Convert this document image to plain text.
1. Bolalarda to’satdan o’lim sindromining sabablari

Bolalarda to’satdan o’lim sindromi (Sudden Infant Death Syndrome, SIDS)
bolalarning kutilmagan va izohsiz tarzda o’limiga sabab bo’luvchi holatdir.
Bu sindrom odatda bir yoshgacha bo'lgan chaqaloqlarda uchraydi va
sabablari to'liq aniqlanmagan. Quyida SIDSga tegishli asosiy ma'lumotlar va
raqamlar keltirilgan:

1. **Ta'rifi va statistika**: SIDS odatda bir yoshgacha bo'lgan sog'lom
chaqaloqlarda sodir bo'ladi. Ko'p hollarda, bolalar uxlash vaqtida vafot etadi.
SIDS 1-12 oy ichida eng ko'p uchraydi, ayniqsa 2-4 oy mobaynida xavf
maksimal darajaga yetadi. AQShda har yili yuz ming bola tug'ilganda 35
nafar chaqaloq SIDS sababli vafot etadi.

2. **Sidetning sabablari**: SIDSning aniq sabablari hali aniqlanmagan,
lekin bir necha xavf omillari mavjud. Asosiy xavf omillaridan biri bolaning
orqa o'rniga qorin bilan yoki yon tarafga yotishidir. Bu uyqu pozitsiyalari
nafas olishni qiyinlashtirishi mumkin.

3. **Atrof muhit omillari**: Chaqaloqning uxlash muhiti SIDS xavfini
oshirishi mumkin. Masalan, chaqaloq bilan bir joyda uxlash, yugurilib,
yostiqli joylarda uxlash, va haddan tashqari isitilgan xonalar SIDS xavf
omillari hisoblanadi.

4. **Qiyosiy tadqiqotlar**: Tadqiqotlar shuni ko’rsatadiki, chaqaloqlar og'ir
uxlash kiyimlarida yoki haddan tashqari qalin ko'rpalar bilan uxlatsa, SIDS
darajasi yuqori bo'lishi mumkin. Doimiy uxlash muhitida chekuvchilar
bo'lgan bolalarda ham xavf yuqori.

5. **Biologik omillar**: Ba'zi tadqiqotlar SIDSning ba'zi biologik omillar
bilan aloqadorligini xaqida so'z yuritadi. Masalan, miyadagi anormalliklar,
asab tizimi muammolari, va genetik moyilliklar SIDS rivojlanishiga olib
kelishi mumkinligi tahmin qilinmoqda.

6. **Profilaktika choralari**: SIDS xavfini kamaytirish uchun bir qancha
+++
§ **Task**:
Show every line above in which the word "uxlash" occurs.

§ **Full solution**:
chaqaloqlarda sodir bo'ladi. Ko'p hollarda, bolalar uxlash vaqtida vafot etadi.
3. **Atrof muhit omillari**: Chaqaloqning uxlash muhiti SIDS xavfini
oshirishi mumkin. Masalan, chaqaloq bilan bir joyda uxlash, yugurilib,
yostiqli joylarda uxlash, va haddan tashqari isitilgan xonalar SIDS xavf
uxlash kiyimlarida yoki haddan tashqari qalin ko'rpalar bilan uxlatsa, SIDS
darajasi yuqori bo'lishi mumkin. Doimiy uxlash muhitida chekuvchilar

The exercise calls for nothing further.